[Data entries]
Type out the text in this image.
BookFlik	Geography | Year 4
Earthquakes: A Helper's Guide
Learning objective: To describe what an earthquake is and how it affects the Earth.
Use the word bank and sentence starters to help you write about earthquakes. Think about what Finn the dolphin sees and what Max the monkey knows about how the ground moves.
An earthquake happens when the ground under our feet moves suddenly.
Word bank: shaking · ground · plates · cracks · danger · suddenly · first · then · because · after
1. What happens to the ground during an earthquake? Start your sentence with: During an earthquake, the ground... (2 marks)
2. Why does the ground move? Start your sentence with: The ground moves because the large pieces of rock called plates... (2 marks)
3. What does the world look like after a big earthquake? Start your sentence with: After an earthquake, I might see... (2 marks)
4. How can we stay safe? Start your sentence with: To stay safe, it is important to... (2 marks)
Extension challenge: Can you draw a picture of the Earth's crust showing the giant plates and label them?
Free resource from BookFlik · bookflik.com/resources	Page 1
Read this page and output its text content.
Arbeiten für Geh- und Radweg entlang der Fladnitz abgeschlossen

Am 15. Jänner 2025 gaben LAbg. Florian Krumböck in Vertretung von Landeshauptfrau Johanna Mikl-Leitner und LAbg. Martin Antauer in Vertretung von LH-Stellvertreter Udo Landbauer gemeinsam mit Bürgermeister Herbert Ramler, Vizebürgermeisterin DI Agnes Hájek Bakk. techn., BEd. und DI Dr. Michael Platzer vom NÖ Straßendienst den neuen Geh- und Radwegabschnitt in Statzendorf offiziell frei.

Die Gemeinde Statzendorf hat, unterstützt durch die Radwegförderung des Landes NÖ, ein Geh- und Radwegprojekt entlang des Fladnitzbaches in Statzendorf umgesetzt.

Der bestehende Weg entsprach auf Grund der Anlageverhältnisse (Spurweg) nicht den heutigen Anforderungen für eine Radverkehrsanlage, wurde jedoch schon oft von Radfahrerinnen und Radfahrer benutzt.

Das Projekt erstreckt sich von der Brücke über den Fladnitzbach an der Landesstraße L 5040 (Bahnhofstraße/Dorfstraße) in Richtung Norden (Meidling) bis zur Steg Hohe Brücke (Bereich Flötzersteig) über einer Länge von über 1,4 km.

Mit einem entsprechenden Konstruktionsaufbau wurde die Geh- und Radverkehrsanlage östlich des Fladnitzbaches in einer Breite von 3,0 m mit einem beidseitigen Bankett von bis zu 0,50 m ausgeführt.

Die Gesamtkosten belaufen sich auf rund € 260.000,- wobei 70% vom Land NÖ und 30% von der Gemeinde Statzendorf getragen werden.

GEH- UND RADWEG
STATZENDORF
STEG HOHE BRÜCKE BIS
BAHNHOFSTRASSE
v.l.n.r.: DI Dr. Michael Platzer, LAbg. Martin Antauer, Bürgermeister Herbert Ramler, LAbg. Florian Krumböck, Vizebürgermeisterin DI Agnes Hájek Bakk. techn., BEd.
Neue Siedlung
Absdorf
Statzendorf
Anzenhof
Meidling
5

==

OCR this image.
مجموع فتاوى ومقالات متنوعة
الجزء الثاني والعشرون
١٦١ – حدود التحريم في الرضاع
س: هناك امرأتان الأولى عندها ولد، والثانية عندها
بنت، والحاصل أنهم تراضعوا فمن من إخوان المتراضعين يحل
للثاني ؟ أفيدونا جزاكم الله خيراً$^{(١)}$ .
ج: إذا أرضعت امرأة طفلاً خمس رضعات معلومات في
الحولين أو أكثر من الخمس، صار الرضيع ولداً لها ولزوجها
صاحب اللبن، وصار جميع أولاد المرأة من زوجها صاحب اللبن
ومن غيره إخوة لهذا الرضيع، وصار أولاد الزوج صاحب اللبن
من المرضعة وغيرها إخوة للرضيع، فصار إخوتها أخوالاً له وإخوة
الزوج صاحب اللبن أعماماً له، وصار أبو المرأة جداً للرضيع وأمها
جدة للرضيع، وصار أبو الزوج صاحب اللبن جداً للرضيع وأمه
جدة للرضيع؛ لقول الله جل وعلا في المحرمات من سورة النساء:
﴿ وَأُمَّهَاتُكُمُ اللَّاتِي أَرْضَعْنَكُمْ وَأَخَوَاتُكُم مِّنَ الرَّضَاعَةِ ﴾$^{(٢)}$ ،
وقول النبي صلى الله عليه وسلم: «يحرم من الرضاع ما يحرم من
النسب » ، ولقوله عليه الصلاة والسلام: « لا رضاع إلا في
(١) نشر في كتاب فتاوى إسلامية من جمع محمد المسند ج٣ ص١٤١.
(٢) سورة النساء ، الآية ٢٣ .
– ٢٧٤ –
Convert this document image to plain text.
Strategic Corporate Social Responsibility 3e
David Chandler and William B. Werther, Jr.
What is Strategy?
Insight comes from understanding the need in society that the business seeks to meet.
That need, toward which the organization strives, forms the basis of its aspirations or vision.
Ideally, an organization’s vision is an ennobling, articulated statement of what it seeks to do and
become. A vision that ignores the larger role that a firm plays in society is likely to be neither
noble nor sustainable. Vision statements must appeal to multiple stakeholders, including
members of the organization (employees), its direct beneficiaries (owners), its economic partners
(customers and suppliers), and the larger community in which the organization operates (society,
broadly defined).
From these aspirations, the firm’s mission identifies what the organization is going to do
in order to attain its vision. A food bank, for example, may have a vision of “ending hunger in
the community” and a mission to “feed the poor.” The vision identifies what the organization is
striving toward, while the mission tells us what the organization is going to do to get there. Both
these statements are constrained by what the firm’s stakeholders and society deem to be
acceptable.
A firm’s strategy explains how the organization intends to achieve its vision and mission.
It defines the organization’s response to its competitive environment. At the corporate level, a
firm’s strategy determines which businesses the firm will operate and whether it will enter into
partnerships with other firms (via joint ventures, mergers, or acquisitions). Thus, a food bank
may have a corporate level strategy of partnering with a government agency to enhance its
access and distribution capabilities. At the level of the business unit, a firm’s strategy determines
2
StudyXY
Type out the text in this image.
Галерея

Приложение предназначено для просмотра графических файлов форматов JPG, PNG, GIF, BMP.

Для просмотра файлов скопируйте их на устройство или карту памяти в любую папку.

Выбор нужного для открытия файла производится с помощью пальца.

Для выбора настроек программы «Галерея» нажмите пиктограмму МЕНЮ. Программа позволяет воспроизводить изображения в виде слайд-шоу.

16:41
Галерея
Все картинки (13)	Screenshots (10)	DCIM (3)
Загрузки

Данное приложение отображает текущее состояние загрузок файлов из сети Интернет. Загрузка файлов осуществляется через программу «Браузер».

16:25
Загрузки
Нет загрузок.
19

...

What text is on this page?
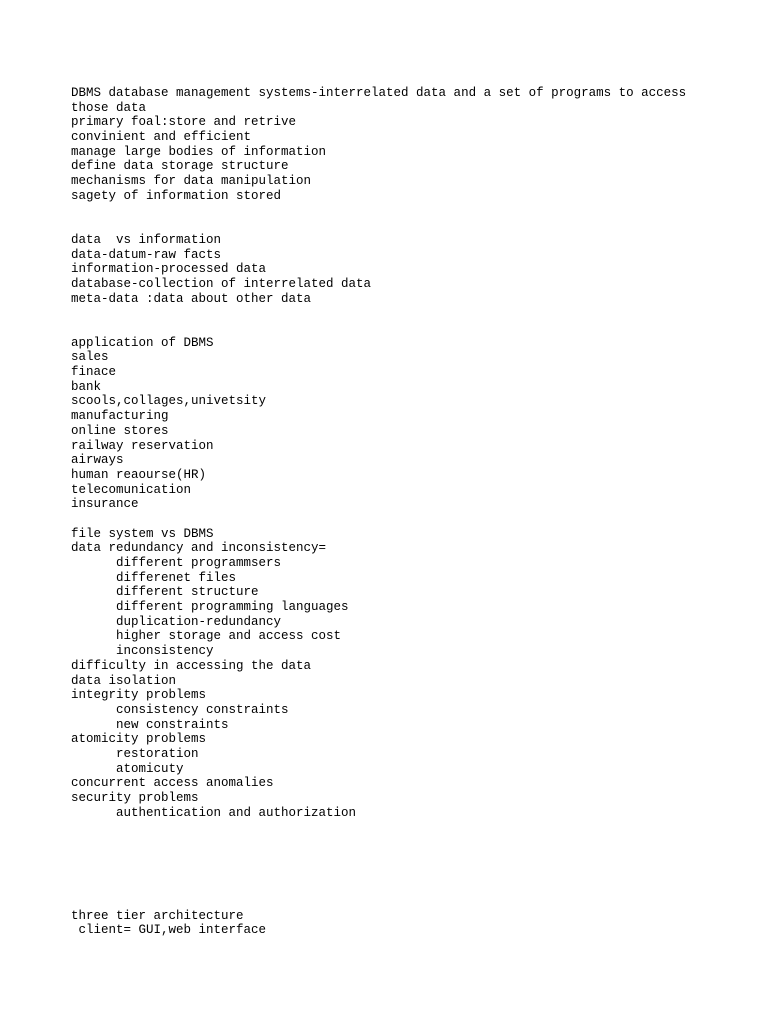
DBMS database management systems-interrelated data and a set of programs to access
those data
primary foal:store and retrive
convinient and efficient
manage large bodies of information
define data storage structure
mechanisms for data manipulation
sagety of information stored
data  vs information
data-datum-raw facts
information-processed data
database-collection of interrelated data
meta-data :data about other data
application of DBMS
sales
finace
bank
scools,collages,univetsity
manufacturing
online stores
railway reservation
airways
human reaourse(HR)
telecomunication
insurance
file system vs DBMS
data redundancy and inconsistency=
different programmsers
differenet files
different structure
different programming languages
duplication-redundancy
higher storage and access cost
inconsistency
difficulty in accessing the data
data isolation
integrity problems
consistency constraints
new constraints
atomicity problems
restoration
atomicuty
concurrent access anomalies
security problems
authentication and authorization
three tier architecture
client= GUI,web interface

> Instructions for the task
Using the listing, copy every line where the word "اللبن" shows up.

> Answer in full
صاحب اللبن، وصار جميع أولاد المرأة من زوجها صاحب اللبن
ومن غيره إخوة لهذا الرضيع، وصار أولاد الزوج صاحب اللبن
الزوج صاحب اللبن أعماماً له، وصار أبو المرأة جداً للرضيع وأمها
جدة للرضيع، وصار أبو الزوج صاحب اللبن جداً للرضيع وأمه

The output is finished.